• [Aim]
Print the data below word for word, keeping every line unchanged.

• [Task material]
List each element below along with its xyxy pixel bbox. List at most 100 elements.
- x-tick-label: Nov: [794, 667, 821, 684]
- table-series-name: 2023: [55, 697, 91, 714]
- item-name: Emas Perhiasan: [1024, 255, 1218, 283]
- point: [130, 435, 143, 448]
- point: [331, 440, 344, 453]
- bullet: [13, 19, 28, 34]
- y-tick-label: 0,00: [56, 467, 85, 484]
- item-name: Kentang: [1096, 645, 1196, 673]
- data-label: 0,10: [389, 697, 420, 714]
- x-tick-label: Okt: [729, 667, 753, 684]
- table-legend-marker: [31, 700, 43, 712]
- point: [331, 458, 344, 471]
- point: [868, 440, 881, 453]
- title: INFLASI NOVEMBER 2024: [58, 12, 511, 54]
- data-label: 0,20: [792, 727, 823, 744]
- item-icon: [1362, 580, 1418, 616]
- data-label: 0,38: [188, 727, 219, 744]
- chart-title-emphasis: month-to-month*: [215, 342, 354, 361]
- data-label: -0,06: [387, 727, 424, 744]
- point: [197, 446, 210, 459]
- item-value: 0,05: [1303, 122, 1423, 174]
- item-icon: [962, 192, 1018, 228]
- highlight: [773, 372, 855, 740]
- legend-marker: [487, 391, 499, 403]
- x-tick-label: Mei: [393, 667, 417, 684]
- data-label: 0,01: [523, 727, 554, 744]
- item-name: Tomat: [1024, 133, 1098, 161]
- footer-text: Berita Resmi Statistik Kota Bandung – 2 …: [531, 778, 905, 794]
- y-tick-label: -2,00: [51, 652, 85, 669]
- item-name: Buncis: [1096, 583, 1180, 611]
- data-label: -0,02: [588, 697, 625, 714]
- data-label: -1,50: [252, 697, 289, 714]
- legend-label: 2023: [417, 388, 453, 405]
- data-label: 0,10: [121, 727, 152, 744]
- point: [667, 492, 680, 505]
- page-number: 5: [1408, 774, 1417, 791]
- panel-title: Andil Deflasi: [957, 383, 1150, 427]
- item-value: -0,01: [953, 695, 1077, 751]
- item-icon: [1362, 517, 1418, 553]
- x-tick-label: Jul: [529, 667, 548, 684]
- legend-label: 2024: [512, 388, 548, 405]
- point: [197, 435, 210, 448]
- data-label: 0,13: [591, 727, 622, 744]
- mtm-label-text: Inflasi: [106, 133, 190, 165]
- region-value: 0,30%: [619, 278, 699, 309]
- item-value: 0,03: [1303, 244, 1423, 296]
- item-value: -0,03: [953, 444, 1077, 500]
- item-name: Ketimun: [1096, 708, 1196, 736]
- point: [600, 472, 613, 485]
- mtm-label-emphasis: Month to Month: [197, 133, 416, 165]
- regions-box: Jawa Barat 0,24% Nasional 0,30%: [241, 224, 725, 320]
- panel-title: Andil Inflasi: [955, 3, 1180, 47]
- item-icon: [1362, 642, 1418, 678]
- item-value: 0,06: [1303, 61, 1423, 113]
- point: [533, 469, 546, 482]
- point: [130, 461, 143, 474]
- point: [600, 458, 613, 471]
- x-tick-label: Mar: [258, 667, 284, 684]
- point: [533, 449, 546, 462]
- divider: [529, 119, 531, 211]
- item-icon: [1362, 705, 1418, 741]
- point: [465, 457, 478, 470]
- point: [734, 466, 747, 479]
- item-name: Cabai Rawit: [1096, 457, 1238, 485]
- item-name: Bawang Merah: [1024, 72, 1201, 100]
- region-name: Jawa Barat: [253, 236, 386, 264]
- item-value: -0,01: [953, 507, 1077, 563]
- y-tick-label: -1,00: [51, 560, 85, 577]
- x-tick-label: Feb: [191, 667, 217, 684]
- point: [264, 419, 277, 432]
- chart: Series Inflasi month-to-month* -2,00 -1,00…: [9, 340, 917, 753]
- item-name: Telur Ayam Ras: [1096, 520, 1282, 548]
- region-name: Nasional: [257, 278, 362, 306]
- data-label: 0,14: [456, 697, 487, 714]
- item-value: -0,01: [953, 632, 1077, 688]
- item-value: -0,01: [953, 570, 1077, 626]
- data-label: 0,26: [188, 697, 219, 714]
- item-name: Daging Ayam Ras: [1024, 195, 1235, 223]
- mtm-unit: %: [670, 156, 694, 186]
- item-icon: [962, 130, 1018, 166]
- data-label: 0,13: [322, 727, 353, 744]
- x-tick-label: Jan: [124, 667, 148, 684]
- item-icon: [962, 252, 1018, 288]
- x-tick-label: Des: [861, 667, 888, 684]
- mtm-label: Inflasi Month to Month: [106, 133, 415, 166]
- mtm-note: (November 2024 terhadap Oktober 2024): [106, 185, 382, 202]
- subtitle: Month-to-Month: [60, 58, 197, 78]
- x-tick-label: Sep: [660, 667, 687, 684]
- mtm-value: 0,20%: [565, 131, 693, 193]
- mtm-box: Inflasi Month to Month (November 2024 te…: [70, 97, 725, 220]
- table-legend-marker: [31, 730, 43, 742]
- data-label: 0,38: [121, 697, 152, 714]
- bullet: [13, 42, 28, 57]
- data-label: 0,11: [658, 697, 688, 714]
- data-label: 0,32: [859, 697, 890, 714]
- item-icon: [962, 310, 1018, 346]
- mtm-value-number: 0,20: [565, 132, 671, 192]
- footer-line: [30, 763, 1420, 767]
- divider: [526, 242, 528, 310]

• [Solution to the exercise]
List each element below along with its xyxy pixel bbox. List at most 100 elements.
- x-tick-label: Nov: [794, 667, 821, 684]
- table-series-name: 2023: [55, 697, 91, 714]
- item-name: Emas Perhiasan: [1024, 255, 1218, 283]
- point: [130, 435, 143, 448]
- point: [331, 440, 344, 453]
- bullet: [13, 19, 28, 34]
- y-tick-label: 0,00: [56, 467, 85, 484]
- item-name: Kentang: [1096, 645, 1196, 673]
- data-label: 0,10: [389, 697, 420, 714]
- x-tick-label: Okt: [729, 667, 753, 684]
- table-legend-marker: [31, 700, 43, 712]
- point: [331, 458, 344, 471]
- point: [868, 440, 881, 453]
- title: INFLASI NOVEMBER 2024: [58, 12, 511, 54]
- data-label: 0,20: [792, 727, 823, 744]
- item-icon: [1362, 580, 1418, 616]
- data-label: 0,38: [188, 727, 219, 744]
- chart-title-emphasis: month-to-month*: [215, 342, 354, 361]
- data-label: -0,06: [387, 727, 424, 744]
- point: [197, 446, 210, 459]
- item-value: 0,05: [1303, 122, 1423, 174]
- item-icon: [962, 192, 1018, 228]
- highlight: [773, 372, 855, 740]
- legend-marker: [487, 391, 499, 403]
- x-tick-label: Mei: [393, 667, 417, 684]
- data-label: 0,01: [523, 727, 554, 744]
- item-name: Tomat: [1024, 133, 1098, 161]
- footer-text: Berita Resmi Statistik Kota Bandung – 2 …: [531, 778, 905, 794]
- y-tick-label: -2,00: [51, 652, 85, 669]
- item-name: Buncis: [1096, 583, 1180, 611]
- data-label: -0,02: [588, 697, 625, 714]
- data-label: -1,50: [252, 697, 289, 714]
- legend-label: 2023: [417, 388, 453, 405]
- data-label: 0,10: [121, 727, 152, 744]
- point: [667, 492, 680, 505]
- page-number: 5: [1408, 774, 1417, 791]
- panel-title: Andil Deflasi: [957, 383, 1150, 427]
- item-value: -0,01: [953, 695, 1077, 751]
- item-icon: [1362, 517, 1418, 553]
- x-tick-label: Jul: [529, 667, 548, 684]
- legend-label: 2024: [512, 388, 548, 405]
- point: [197, 435, 210, 448]
- data-label: 0,13: [591, 727, 622, 744]
- mtm-label-text: Inflasi: [106, 133, 190, 165]
- region-value: 0,30%: [619, 278, 699, 309]
- item-value: 0,03: [1303, 244, 1423, 296]
- item-value: -0,03: [953, 444, 1077, 500]
- item-name: Ketimun: [1096, 708, 1196, 736]
- point: [600, 472, 613, 485]
- mtm-label-emphasis: Month to Month: [197, 133, 416, 165]
- regions-box: Jawa Barat 0,24% Nasional 0,30%: [241, 224, 725, 320]
- panel-title: Andil Inflasi: [955, 3, 1180, 47]
- item-icon: [1362, 642, 1418, 678]
- item-value: 0,06: [1303, 61, 1423, 113]
- point: [533, 469, 546, 482]
- point: [130, 461, 143, 474]
- point: [600, 458, 613, 471]
- x-tick-label: Mar: [258, 667, 284, 684]
- point: [533, 449, 546, 462]
- divider: [529, 119, 531, 211]
- item-icon: [1362, 705, 1418, 741]
- point: [465, 457, 478, 470]
- point: [734, 466, 747, 479]
- item-name: Cabai Rawit: [1096, 457, 1238, 485]
- item-name: Bawang Merah: [1024, 72, 1201, 100]
- region-name: Jawa Barat: [253, 236, 386, 264]
- item-value: -0,01: [953, 507, 1077, 563]
- y-tick-label: -1,00: [51, 560, 85, 577]
- x-tick-label: Feb: [191, 667, 217, 684]
- point: [264, 419, 277, 432]
- chart: Series Inflasi month-to-month* -2,00 -1,00…: [9, 340, 917, 753]
- item-name: Telur Ayam Ras: [1096, 520, 1282, 548]
- region-name: Nasional: [257, 278, 362, 306]
- data-label: 0,14: [456, 697, 487, 714]
- item-value: -0,01: [953, 632, 1077, 688]
- item-value: -0,01: [953, 570, 1077, 626]
- data-label: 0,26: [188, 697, 219, 714]
- item-name: Daging Ayam Ras: [1024, 195, 1235, 223]
- mtm-unit: %: [670, 156, 694, 186]
- item-icon: [962, 130, 1018, 166]
- data-label: 0,13: [322, 727, 353, 744]
- x-tick-label: Jan: [124, 667, 148, 684]
- item-icon: [962, 252, 1018, 288]
- x-tick-label: Des: [861, 667, 888, 684]
- mtm-label: Inflasi Month to Month: [106, 133, 415, 166]
- mtm-note: (November 2024 terhadap Oktober 2024): [106, 185, 382, 202]
- subtitle: Month-to-Month: [60, 58, 197, 78]
- x-tick-label: Sep: [660, 667, 687, 684]
- mtm-value: 0,20%: [565, 131, 693, 193]
- mtm-box: Inflasi Month to Month (November 2024 te…: [70, 97, 725, 220]
- table-legend-marker: [31, 730, 43, 742]
- data-label: 0,38: [121, 697, 152, 714]
- bullet: [13, 42, 28, 57]
- data-label: 0,11: [658, 697, 688, 714]
- data-label: 0,32: [859, 697, 890, 714]
- item-icon: [962, 310, 1018, 346]
- mtm-value-number: 0,20: [565, 132, 671, 192]
- footer-line: [30, 763, 1420, 767]
- divider: [526, 242, 528, 310]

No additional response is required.